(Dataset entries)

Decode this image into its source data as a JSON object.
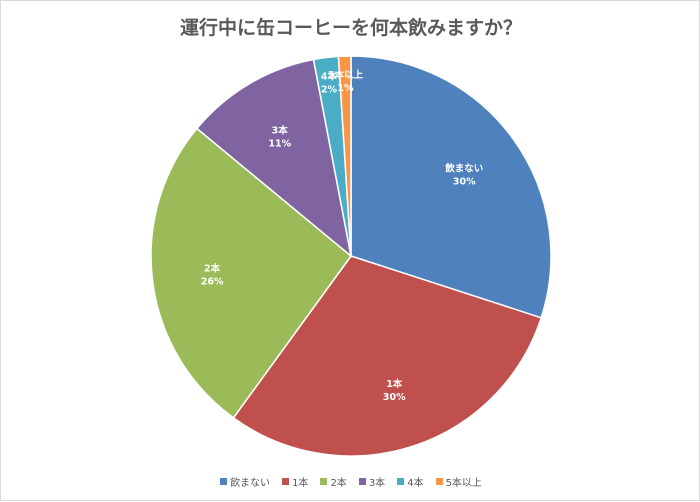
{
  "chart_data": {
    "type": "pie",
    "title": "運行中に缶コーヒーを何本飲みますか？",
    "legend_position": "bottom",
    "slices": [
      {
        "name": "飲まない",
        "value": 30,
        "label": "30%",
        "color": "#4f81bd"
      },
      {
        "name": "1本",
        "value": 30,
        "label": "30%",
        "color": "#c0504d"
      },
      {
        "name": "2本",
        "value": 26,
        "label": "26%",
        "color": "#9bbb59"
      },
      {
        "name": "3本",
        "value": 11,
        "label": "11%",
        "color": "#8064a2"
      },
      {
        "name": "4本",
        "value": 2,
        "label": "2%",
        "color": "#4bacc6"
      },
      {
        "name": "5本以上",
        "value": 1,
        "label": "1%",
        "color": "#f79646"
      }
    ]
  }
}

## GIVEN EXERCISE
Repeat the material above in full and unchanged, minus its images.

## TASK OUTPUT
Decode this image into its source data as a JSON object.
{
  "chart_data": {
    "type": "pie",
    "title": "運行中に缶コーヒーを何本飲みますか？",
    "legend_position": "bottom",
    "slices": [
      {
        "name": "飲まない",
        "value": 30,
        "label": "30%",
        "color": "#4f81bd"
      },
      {
        "name": "1本",
        "value": 30,
        "label": "30%",
        "color": "#c0504d"
      },
      {
        "name": "2本",
        "value": 26,
        "label": "26%",
        "color": "#9bbb59"
      },
      {
        "name": "3本",
        "value": 11,
        "label": "11%",
        "color": "#8064a2"
      },
      {
        "name": "4本",
        "value": 2,
        "label": "2%",
        "color": "#4bacc6"
      },
      {
        "name": "5本以上",
        "value": 1,
        "label": "1%",
        "color": "#f79646"
      }
    ]
  }
}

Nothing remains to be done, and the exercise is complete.